>> Begin EXTRACT PROVIDED

The  is a marine unit of the Japan Self-Defense Forces (JSDF) responsible for conducting amphibious operations.

The ARDB is based at Camp Ainoura in Sasebo, Nagasaki Prefecture.

History

In light of tensions over the Senkaku Islands and the decision for putting the Chinese Coast Guard under military control, Japan started the process of creating an elite marine unit. This brigade was designed to conduct amphibious operations and to recover any Japanese islands taken by an adversary.

In 2006, Japan devised a plan to respond to this threat as outlined in the Defense Programs and Budget of Japan. Thus Japan prepared an amphibious force with the necessary know-how, acquired amphibious and other vehicles for such warfare. Prior to this, training was conducted with the U.S. Marine Corps such as "Iron Fist" and the integrated exercise "Dawn Blitz" in which the JSDF participated.

In the Rim of the Pacific Exercise of 2014, the Japan Ground Self-Defense Force participated for the first time with amphibious warfare training between the U.S. Marine Corps and the GSDF for multilateral exercises. In Japan, joint exercises are also conducted by inviting the U.S. Marine Corps at JGSDF Camp Soumagahara (Gunma Prefecture) and training with the dispatch of GSDF members to the U.S. Marine Corps in Okinawa Prefecture.

In 2016, 300 WAIR soldiers were sent to Camp Pendleton for marine training. They were also trained to prepare for the ARDB's establishment.

On March 27, 2018, groundwork for the creation of the ARDB was completed.

On April 7, 2018, Japan activated its first marine unit since World War II. The marines of the Japanese Ground Self-Defense Force (JGSDF)'s Amphibious Rapid Deployment Brigade, gathered at a ceremony activating the brigade at JGSDF's Camp Ainoura in Sasebo. The Brigade is trained to counter invaders from occupying Japanese islands along the edge of the East China Sea that Tokyo considers vulnerable to attack.

150 ARDB soldiers were deployed for the first time in an overseas training exercise with American and Filipino marines in Operation Kamandag in October 2018. This was the first time that Japanese armored vehicles were on foreign soil since WW2. The marine unit also dispatched 300 soldiers to participate in Exercise Talisman Saber in July 2019, training in amphibious landings at Queensland, Australia along with Australian soldiers and American and British marines. The ARDB suffered its first casualty when a 38-year old JGSDF soldier, Suguru Maehara, with the rank of Sergeant 1st Class, was killed in a vehicular accident during joint exercises with US and Filipino troops on 7 October 2018. The vehicle he was riding in collided with another vehicle in Subic Bay.

>> End EXTRACT PROVIDED
>> Begin RECORDED INFORMATION

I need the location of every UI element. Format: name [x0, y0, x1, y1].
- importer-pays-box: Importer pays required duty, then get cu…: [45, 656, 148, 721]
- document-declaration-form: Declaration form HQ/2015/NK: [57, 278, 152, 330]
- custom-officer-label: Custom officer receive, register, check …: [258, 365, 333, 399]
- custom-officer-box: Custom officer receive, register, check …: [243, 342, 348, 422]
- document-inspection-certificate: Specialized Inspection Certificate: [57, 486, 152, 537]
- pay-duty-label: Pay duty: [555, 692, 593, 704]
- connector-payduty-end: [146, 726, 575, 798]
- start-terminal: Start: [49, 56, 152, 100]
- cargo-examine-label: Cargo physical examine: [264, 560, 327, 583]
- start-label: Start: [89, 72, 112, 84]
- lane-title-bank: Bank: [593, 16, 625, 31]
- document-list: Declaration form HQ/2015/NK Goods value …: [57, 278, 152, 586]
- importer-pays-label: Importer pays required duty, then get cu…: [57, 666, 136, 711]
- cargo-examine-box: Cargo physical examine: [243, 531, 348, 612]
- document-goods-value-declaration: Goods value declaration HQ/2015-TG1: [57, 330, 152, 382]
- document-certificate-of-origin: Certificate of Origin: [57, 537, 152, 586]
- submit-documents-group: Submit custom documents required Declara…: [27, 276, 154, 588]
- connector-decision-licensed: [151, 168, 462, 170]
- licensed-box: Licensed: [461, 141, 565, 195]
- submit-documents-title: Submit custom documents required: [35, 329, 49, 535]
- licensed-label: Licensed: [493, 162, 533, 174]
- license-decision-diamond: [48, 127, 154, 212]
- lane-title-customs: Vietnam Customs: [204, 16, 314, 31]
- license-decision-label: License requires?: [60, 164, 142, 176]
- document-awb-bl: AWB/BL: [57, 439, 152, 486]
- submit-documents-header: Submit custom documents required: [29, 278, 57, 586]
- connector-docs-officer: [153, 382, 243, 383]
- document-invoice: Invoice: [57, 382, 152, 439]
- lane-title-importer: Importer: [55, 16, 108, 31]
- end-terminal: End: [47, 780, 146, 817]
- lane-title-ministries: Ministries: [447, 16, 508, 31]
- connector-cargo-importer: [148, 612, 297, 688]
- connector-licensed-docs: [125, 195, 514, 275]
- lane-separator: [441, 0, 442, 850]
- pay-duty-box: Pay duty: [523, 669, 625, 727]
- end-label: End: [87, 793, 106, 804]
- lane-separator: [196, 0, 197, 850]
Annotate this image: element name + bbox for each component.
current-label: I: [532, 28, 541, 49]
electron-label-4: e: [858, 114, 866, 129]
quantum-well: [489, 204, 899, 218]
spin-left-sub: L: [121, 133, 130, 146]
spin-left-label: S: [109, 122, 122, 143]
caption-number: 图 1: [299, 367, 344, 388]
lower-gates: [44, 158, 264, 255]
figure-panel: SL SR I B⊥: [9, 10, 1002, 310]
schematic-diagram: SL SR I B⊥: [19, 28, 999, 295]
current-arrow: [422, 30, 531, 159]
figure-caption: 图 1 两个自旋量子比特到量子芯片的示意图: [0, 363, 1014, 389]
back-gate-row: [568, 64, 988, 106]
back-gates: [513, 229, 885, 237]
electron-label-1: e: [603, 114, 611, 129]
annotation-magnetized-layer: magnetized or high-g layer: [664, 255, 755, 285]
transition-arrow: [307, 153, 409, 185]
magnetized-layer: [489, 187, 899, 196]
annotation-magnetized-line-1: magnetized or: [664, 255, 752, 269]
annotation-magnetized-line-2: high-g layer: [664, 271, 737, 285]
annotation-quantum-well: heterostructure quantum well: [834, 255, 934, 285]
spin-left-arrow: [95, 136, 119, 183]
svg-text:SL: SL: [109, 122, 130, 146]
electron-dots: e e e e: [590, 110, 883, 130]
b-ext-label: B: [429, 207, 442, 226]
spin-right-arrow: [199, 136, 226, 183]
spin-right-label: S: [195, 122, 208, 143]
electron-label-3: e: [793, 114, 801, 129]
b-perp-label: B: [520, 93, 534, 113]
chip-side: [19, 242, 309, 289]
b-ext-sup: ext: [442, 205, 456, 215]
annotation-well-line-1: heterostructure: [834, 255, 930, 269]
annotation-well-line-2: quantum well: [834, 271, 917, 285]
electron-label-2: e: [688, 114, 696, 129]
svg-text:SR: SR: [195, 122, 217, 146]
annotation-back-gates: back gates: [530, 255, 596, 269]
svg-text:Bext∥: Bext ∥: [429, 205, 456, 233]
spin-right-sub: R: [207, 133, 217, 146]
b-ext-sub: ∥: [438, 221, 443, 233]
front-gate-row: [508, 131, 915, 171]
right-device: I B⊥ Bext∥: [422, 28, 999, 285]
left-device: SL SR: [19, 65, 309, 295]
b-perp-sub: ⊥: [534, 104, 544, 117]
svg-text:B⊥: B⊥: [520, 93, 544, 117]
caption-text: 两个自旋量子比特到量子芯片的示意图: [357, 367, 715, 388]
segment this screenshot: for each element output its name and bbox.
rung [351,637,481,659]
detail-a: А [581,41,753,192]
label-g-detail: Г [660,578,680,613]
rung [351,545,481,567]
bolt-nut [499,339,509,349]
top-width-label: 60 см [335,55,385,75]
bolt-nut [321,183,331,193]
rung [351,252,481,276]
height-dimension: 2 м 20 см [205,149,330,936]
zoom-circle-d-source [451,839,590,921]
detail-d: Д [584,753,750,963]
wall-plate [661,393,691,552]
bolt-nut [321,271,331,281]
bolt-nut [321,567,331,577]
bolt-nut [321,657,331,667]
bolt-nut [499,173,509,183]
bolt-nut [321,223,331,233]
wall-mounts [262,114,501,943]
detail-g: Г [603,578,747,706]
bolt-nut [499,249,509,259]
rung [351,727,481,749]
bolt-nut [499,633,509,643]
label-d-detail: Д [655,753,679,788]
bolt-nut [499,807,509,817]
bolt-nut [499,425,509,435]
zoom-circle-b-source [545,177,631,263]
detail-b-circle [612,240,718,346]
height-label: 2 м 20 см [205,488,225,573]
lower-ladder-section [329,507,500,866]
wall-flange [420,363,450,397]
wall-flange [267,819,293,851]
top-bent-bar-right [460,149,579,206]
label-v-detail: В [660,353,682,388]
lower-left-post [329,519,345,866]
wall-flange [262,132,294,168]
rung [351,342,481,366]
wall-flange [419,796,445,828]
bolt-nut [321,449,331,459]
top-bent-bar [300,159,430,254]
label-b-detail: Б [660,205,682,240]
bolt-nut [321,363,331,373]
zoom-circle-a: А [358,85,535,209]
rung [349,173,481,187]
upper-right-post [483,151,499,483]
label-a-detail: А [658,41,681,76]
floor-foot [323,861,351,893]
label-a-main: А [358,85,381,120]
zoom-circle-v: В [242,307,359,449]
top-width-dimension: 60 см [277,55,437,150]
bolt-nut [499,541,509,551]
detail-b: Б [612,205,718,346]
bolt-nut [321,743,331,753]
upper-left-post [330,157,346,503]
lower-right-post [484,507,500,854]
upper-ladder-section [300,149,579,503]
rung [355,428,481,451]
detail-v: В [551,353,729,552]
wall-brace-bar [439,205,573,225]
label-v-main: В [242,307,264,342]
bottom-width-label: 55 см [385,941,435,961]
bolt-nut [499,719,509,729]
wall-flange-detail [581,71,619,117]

>> End RECORDED INFORMATION

* _WORK REQUIRED_:
In the text on Japan's Amphibious Rapid Deployment Brigade, how many soldiers did the unit dispatch to Exercise Talisman Saber in July 2019?

* _ANSWER TO THE PROBLEM_:
300 soldiers.